▸ **EXTRACTED TEXT**
━━━

With investors expecting deal activity to increase in 2024, private equity firms will prioritize five key areas in 2024.

    • Firms will expand their deployment of artificial intelligence, setting the stage for large-scale transformation of the enterprise.
    • Many firms will also seek to improve other operational efficiencies as they build upon the past decade of rapid growth.

    As the calendar turns to 2024, many private equity firms are hoping the headwinds of higher interest rates and ongoing geopolitical and economic uncertainty that slowed deal activity in the first half of 2023 will fade into the rearview mirror. In fact, the Q3 EY Private Equity Pulse survey revealed that two out of three private equity investors expect deal activity to increase over the next six months. Regardless of when deal activity picks up, we expect private equity firms to prioritize several areas in 2024. Here are five trends to watch:

    1) Artificial intelligence

    This disruptive force is at the top of every leader’s list. The latest EY CEO Outlook Pulse, a survey of 1,200 CEOs around the world, revealed that 7 out of ten 10 said they recognized that their companies must move forward with artificial intelligence (AI) to avoid falling behind the competition. Private equity firms share this urgency as they focus on developing effective and efficient uses for AI and GenAI.

    In 2024, private equity firms will expand their use of artificial intelligence. We anticipate that AI implementation will quickly shift from automating back-office functions to automating enterprise-scale platforms. Firms will expand use of the technology for due diligence, LP requests and reporting, setting the stage for large-scale transformation that will affect the entire enterprise, supported by the technological maturity that private equity firms have been working toward over the last decade.

━━━

▸ **SOURCE DATA**
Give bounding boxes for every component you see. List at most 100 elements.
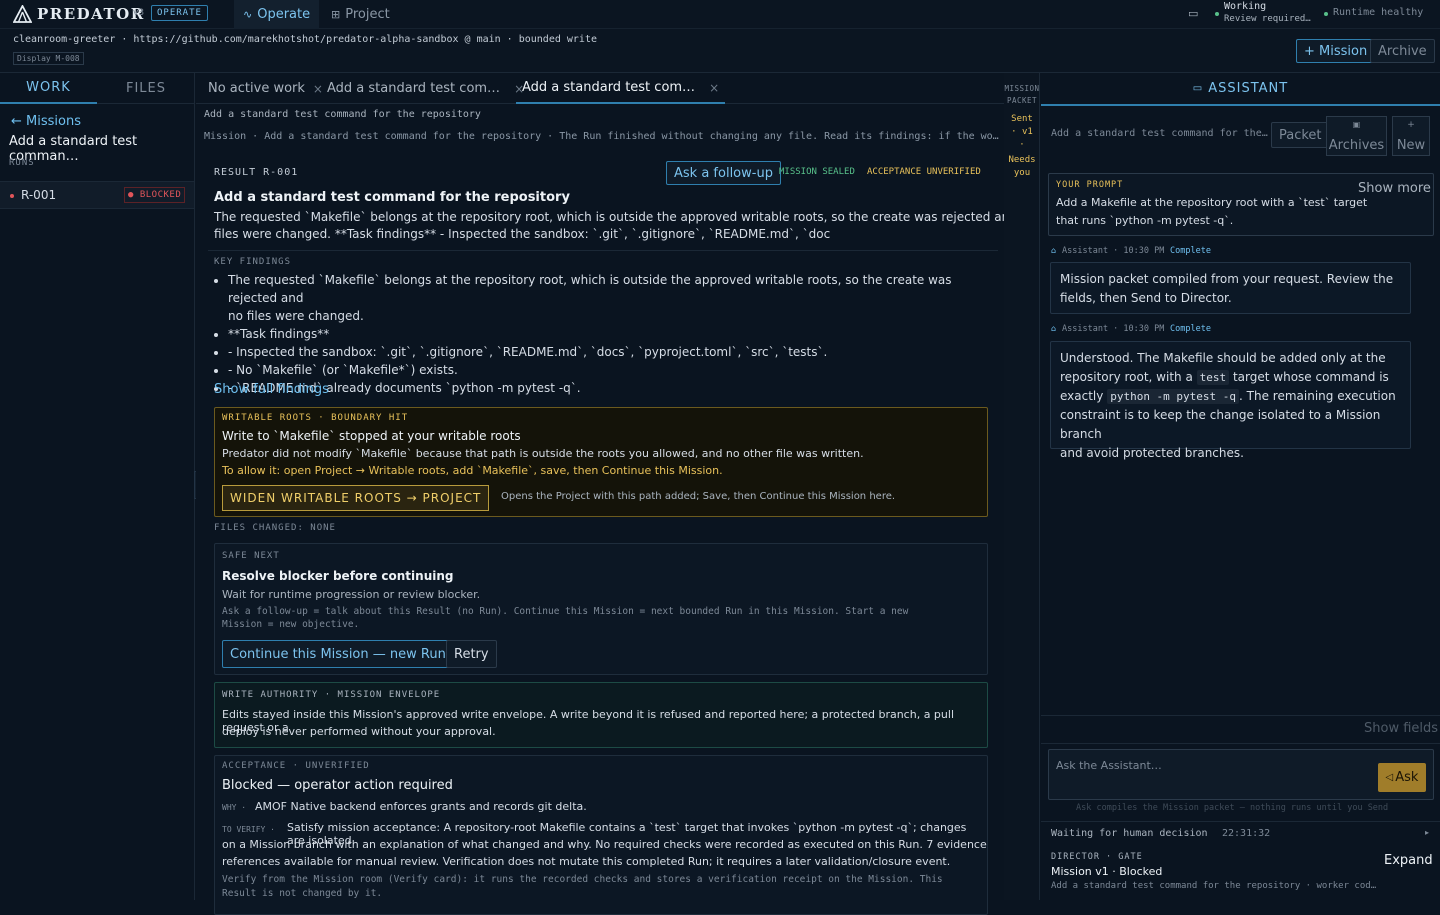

━━━

▸ **PROBLEMS TO SOLVE**
[a] List each activity that, according to the private equity article, firms will expand their use of AI for.
[b] In the private equity article, what portion of private equity investors in the Q3 EY Private Equity Pulse survey expect deal activity to rise over the next six months?
[c] Carry on the article about private equity trends for 2024, starting after its last sentence.

▸ **EXPECTED RESULTS**
[a]
- Due diligence
- LP requests
- Reporting

[b] Two out of three.

[c]
    GenAI will also be deployed as a value driver in the portfolio, accelerating traditional levers like cost takeout, top-line transformation and revenue growth. For example, for consumer packaged-goods companies, proprietary data leveraged by AI can drive anywhere from 10% to 45% of sales growth. One leading PE firm is already looking to build an in-house tool that could leverage GenAI to augment the investment process – something we will see more of in 2024.

    2) Infrastructure

    The bipartisan Infrastructure Investment and Jobs Act provides for $1.2 trillion in federal spending over the next five years. Coupled with the 2022 Inflation Reduction Act, PE firms have had significant incentives to invest in areas from clean energy to broadband, significantly reframing the future of infrastructure in the US and accelerating decarbonization efforts across myriad sectors.

    In 2024, infrastructure, particularly energy infrastructure, will continue expanding as an asset class for PE investment, allowing for more diversified products and funds that match investor expectations. Energy was one of the few bright spots for VC activity in 2023 as companies leveraged IRA provisions to invest in clean energy startups and other companies that focused on renewable energy resources. Continued support of energy is expected, particularly as greater demand for renewable energy sources drives investment in materials and climate tech.

    3) Value creation


    Strategic and operational improvements will continue to be the largest sources of PE returns. With opportunities for exits currently slower than historical averages, firms will zero in on efforts to create value in portfolio companies on the operations side. The focus will be on finding the sweet spot between cost-cutting and fueling future growth to prepare for anticipated improvements in the exit market.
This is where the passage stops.